(Structured figure records)
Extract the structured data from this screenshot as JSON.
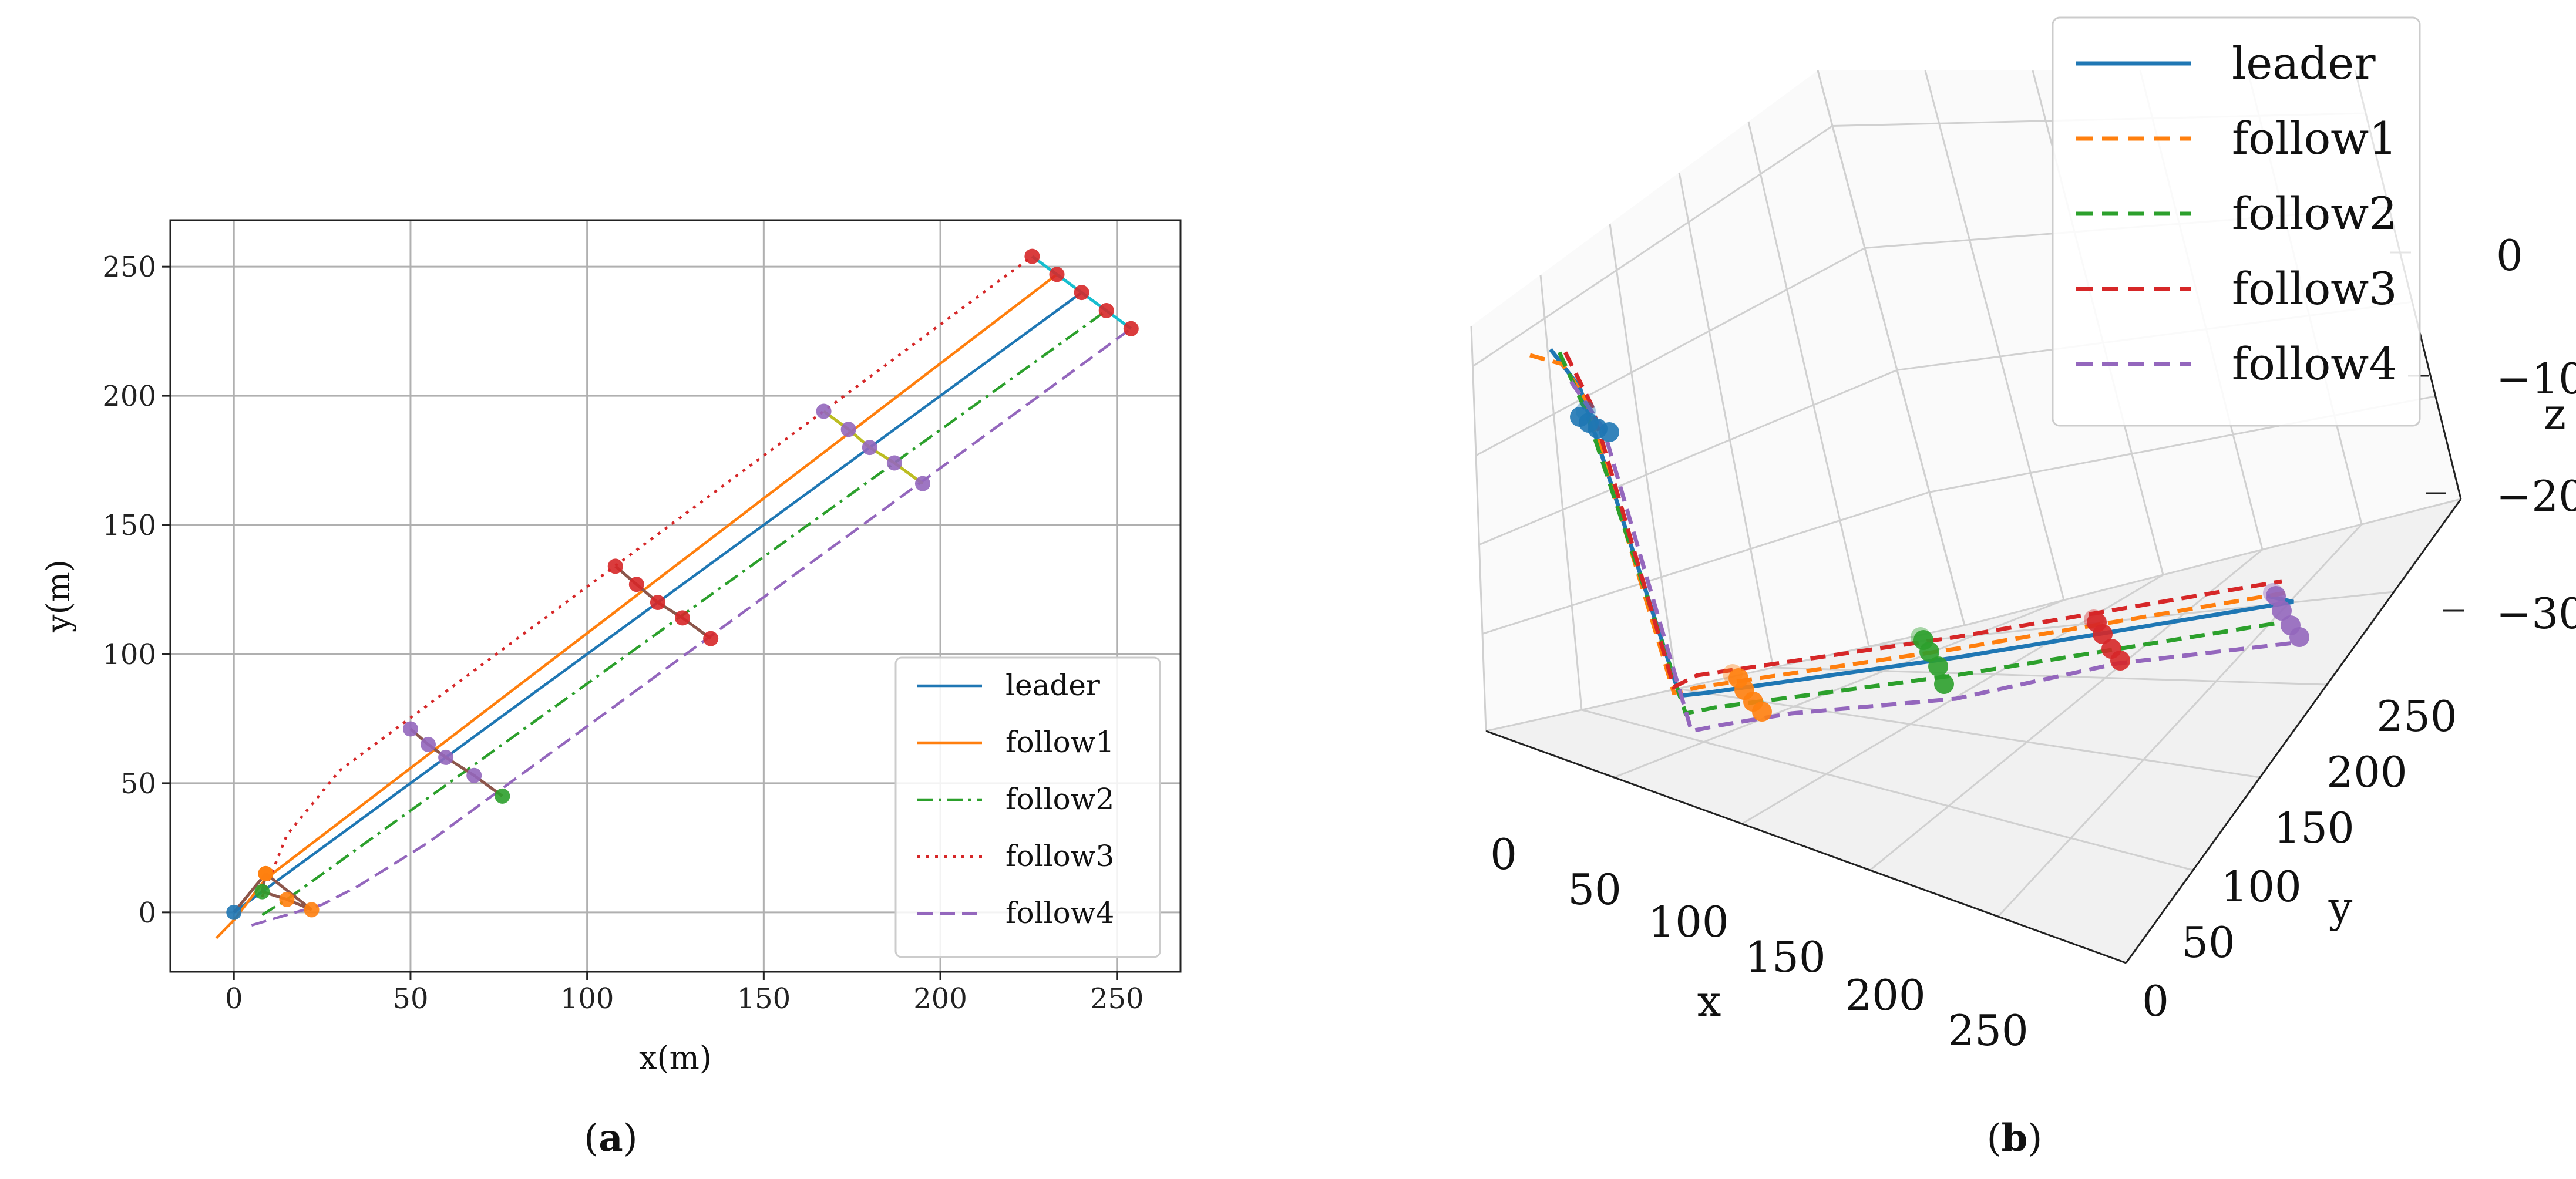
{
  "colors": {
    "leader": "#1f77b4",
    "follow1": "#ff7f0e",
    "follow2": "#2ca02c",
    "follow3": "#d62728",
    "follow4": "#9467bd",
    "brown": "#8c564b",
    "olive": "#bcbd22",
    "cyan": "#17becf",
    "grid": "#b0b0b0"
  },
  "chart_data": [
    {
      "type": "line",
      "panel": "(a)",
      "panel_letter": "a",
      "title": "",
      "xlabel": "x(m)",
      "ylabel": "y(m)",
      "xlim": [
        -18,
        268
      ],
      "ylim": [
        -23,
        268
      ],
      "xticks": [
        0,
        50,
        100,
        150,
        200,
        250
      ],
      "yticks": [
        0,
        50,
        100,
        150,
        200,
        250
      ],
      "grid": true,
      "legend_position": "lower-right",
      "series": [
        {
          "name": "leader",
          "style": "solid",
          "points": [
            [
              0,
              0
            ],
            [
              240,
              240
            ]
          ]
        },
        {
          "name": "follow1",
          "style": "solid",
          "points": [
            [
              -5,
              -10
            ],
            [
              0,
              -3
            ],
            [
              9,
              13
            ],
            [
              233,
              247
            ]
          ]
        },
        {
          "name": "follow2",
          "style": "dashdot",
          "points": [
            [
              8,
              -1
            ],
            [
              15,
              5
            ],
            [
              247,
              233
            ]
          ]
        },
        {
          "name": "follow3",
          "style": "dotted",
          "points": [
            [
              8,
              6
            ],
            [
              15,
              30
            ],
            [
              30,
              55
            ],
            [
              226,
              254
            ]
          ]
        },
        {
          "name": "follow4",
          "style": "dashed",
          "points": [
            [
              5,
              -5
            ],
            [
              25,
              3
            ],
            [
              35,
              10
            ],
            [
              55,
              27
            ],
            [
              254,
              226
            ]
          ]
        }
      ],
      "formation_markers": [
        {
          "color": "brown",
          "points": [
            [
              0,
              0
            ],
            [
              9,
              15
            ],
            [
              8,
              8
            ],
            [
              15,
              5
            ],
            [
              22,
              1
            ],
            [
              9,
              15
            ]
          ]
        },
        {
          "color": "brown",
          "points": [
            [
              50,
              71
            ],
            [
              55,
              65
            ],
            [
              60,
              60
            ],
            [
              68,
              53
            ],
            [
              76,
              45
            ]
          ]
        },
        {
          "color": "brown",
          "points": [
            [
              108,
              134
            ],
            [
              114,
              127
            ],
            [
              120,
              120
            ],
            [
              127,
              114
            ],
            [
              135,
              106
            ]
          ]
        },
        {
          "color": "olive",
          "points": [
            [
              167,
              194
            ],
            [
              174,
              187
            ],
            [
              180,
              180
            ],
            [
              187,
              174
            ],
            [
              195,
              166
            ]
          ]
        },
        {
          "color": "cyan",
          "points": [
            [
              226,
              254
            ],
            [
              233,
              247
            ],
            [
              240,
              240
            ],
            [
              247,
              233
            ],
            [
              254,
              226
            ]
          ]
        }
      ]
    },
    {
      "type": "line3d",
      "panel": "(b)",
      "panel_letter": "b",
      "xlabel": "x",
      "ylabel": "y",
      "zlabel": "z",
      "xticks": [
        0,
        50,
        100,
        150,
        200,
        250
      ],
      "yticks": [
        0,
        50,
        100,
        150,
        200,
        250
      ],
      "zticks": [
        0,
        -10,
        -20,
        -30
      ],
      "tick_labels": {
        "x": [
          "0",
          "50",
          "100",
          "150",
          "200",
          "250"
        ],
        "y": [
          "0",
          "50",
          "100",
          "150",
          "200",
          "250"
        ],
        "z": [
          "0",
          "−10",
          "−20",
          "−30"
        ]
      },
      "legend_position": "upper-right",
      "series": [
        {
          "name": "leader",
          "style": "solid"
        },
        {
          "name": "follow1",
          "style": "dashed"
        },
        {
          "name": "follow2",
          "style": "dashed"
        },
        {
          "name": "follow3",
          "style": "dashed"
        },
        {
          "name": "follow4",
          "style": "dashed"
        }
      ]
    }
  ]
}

...

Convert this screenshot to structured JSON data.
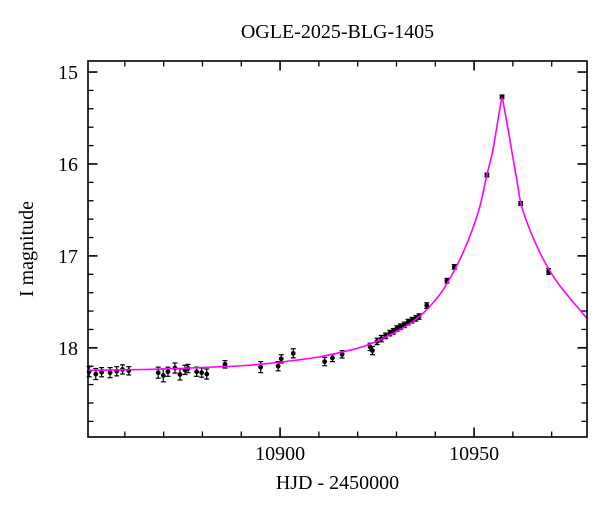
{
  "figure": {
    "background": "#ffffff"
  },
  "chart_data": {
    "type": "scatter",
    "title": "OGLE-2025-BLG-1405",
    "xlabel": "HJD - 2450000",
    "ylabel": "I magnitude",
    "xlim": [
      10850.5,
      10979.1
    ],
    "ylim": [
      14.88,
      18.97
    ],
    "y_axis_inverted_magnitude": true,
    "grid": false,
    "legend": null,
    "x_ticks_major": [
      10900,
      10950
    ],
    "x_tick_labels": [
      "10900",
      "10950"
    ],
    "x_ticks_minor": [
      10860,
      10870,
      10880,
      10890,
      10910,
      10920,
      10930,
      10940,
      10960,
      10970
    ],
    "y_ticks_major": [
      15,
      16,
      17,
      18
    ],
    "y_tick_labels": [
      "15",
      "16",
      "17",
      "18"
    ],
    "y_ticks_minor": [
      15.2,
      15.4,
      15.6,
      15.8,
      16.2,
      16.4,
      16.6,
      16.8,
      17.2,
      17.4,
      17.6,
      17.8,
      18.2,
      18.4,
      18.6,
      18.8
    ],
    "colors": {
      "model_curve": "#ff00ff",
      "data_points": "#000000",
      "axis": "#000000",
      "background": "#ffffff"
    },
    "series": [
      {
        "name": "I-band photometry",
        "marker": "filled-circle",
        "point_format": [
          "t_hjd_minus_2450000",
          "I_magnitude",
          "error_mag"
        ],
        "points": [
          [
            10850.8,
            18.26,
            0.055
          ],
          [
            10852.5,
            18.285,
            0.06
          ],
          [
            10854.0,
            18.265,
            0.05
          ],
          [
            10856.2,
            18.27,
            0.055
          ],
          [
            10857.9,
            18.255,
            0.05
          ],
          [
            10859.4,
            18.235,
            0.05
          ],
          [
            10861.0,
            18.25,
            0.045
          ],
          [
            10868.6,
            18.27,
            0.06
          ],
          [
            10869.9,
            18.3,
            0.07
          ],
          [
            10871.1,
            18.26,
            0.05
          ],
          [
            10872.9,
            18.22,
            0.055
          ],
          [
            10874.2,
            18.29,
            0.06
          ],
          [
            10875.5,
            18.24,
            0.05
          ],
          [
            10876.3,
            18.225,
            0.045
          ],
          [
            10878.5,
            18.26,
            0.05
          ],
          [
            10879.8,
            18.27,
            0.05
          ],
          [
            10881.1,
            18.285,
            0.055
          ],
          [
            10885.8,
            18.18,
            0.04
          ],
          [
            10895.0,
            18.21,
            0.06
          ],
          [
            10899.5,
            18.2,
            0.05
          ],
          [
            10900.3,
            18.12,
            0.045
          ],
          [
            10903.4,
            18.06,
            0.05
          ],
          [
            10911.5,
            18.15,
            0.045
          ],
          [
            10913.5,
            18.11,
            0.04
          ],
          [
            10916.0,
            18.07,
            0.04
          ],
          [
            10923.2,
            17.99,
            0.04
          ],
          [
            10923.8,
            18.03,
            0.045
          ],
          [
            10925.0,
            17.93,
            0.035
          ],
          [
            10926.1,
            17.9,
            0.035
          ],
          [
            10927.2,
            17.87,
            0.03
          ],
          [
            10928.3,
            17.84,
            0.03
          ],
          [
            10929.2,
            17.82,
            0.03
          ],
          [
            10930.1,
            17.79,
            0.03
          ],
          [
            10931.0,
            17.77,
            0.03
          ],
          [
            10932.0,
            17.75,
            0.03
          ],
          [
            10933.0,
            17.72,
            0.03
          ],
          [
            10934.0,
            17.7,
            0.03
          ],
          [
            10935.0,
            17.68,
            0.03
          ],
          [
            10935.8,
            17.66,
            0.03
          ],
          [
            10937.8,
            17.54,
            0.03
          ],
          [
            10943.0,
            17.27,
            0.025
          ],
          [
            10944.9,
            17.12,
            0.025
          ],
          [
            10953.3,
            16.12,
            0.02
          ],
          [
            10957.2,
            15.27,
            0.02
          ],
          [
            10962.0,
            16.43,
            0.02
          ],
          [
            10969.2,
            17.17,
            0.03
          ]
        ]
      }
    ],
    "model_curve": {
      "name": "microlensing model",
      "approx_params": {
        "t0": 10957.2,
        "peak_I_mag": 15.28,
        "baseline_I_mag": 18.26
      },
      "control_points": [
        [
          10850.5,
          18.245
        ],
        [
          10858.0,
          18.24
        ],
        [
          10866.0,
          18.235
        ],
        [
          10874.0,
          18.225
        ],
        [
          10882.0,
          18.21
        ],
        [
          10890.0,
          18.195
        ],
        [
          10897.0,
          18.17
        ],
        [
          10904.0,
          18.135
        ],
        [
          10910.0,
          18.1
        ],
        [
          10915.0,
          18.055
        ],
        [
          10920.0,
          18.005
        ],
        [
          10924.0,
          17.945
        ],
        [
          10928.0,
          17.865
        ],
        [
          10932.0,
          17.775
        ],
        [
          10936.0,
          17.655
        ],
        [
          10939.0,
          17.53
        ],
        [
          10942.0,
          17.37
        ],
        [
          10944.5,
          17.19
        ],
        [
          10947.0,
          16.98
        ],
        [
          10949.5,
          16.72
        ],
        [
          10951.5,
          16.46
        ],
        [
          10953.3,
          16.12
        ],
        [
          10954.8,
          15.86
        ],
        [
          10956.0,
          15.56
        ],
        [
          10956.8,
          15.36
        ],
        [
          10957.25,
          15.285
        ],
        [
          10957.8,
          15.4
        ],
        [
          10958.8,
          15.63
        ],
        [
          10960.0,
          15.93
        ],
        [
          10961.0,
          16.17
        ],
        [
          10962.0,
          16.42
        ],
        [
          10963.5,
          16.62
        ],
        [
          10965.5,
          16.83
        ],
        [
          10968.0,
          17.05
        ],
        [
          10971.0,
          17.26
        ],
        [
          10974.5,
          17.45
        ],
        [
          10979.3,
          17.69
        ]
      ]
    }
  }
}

» GOAL: Go through the entries above and pull out each line with "JSON" in it.

» SOLVED PROBLEM:
Extract the structured data from this screenshot as JSON.
Convert this screenshot to structured JSON data.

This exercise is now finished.